▶ **TASK**
Transcribe the entries below exactly; leave every image out.

=======

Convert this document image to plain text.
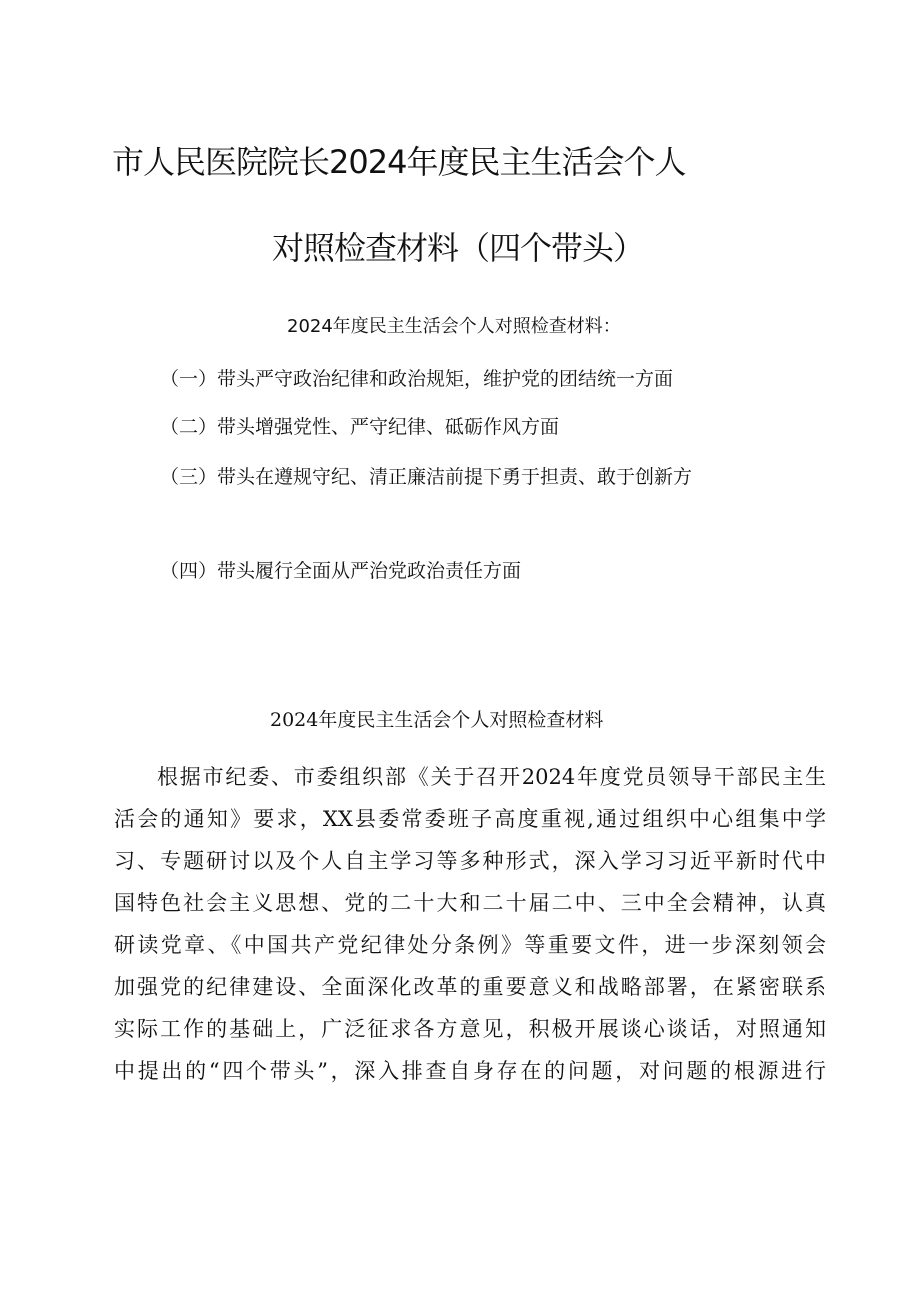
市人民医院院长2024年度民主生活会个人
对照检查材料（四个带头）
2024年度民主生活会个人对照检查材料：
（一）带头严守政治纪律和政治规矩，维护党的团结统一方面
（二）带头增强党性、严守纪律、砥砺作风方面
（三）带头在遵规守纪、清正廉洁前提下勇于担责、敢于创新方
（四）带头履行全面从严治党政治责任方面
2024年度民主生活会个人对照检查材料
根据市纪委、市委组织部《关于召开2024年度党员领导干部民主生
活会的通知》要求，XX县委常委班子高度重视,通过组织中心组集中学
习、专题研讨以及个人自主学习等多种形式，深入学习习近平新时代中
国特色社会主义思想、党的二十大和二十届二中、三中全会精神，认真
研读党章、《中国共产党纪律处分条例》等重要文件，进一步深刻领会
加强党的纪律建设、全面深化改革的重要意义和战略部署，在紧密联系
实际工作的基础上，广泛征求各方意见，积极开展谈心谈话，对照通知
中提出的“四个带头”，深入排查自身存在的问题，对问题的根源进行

=======

▶ **WORKED SOLUTION**
Convert this document image to plain text.
市人民医院院长2024年度民主生活会个人
对照检查材料（四个带头）
2024年度民主生活会个人对照检查材料：
（一）带头严守政治纪律和政治规矩，维护党的团结统一方面
（二）带头增强党性、严守纪律、砥砺作风方面
（三）带头在遵规守纪、清正廉洁前提下勇于担责、敢于创新方
（四）带头履行全面从严治党政治责任方面
2024年度民主生活会个人对照检查材料
根据市纪委、市委组织部《关于召开2024年度党员领导干部民主生
活会的通知》要求，XX县委常委班子高度重视,通过组织中心组集中学
习、专题研讨以及个人自主学习等多种形式，深入学习习近平新时代中
国特色社会主义思想、党的二十大和二十届二中、三中全会精神，认真
研读党章、《中国共产党纪律处分条例》等重要文件，进一步深刻领会
加强党的纪律建设、全面深化改革的重要意义和战略部署，在紧密联系
实际工作的基础上，广泛征求各方意见，积极开展谈心谈话，对照通知
中提出的“四个带头”，深入排查自身存在的问题，对问题的根源进行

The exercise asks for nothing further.